## WHAT THIS TASK INVOLVES
Search the data below for the string "אויף". Extract every line that contains it.

Collection entries
+ + + +

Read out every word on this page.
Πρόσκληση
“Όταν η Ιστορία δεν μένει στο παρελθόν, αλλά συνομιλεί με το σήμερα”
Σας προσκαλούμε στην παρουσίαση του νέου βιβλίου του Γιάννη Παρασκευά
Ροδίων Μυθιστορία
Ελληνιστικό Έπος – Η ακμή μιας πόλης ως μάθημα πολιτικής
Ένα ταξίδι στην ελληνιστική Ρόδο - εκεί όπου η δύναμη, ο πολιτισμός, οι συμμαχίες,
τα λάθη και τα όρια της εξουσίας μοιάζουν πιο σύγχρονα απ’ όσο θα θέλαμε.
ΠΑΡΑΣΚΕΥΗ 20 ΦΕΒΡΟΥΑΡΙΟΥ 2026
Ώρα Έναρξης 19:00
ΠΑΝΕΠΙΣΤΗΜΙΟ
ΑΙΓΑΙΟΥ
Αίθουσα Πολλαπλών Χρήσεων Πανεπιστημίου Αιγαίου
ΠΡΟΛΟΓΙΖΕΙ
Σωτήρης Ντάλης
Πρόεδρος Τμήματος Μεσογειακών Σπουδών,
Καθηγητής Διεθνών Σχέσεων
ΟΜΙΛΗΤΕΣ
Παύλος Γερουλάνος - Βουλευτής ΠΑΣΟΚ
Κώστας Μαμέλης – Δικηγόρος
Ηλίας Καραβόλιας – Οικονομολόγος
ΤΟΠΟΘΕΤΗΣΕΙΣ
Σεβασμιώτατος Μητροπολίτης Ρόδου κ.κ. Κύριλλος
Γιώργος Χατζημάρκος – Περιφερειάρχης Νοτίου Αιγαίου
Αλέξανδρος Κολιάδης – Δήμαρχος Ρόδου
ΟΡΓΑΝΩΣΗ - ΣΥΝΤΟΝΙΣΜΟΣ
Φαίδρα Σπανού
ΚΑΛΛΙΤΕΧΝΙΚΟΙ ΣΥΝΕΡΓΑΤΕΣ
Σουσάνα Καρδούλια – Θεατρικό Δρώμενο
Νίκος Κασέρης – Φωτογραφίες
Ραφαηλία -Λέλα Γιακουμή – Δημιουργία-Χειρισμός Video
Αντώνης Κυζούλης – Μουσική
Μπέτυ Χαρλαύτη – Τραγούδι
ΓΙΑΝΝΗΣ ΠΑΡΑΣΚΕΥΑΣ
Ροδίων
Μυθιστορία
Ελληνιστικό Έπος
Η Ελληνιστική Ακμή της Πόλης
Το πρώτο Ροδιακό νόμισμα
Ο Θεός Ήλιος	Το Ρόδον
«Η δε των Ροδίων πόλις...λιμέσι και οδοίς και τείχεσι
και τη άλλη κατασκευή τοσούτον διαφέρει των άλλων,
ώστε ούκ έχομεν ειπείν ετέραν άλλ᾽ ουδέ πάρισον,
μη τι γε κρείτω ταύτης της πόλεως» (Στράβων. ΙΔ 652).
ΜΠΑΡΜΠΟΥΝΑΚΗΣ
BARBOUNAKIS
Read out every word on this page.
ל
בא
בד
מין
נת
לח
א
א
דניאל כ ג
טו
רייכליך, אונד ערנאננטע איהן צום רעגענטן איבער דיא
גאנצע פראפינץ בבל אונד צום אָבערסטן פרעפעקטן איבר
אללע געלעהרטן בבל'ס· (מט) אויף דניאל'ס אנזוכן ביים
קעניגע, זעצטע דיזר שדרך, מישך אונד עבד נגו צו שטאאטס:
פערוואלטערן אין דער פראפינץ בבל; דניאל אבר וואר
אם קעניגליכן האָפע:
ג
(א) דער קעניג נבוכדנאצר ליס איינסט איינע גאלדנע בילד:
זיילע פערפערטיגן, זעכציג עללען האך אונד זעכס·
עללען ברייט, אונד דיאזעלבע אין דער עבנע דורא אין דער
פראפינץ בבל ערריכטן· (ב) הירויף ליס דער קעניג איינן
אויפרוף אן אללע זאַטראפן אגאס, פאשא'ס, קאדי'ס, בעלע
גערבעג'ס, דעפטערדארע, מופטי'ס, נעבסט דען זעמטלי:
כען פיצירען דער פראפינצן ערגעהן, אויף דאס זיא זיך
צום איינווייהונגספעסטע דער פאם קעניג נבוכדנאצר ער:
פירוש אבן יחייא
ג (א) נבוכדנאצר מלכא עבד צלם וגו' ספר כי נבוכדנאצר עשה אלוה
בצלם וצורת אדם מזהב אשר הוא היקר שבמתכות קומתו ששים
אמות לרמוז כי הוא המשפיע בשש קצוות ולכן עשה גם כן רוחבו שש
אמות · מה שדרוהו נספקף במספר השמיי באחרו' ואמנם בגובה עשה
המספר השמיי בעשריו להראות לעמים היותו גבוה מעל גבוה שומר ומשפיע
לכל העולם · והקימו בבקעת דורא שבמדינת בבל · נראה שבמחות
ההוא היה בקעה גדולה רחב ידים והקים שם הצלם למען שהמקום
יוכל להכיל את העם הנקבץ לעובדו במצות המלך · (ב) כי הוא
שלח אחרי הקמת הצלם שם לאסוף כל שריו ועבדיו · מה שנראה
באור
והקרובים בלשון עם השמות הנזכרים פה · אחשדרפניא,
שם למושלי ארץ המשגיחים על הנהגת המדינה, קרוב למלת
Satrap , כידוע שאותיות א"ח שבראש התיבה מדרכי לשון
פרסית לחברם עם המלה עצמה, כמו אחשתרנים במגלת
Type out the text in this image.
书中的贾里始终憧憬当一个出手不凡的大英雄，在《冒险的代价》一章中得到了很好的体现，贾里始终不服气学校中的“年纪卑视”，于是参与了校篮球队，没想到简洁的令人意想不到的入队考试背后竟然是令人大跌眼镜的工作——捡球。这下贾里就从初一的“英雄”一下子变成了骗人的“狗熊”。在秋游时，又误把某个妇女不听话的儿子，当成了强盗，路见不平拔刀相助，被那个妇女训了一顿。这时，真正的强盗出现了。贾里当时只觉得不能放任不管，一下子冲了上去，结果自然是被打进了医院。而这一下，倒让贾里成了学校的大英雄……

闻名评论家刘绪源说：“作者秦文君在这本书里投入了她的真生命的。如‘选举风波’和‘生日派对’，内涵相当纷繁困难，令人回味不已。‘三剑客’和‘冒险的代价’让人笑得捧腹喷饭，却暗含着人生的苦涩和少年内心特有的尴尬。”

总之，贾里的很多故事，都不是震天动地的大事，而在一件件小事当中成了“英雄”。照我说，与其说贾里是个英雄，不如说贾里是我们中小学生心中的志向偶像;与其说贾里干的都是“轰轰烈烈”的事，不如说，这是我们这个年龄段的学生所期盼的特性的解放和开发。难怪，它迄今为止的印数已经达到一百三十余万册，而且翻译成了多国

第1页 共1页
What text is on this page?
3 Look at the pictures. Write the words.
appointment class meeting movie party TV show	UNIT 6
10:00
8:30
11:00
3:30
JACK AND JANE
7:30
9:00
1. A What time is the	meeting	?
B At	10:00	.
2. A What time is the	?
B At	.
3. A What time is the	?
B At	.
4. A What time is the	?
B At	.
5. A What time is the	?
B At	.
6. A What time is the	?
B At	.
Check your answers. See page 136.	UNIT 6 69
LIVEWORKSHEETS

+ + + +

## RESPONSE TO THE EXERCISE
אללע געלעהרטן בבל'ס· (מט) אויף דניאל'ס אנזוכן ביים
כען פיצירען דער פראפינצן ערגעהן, אויף דאס זיא זיך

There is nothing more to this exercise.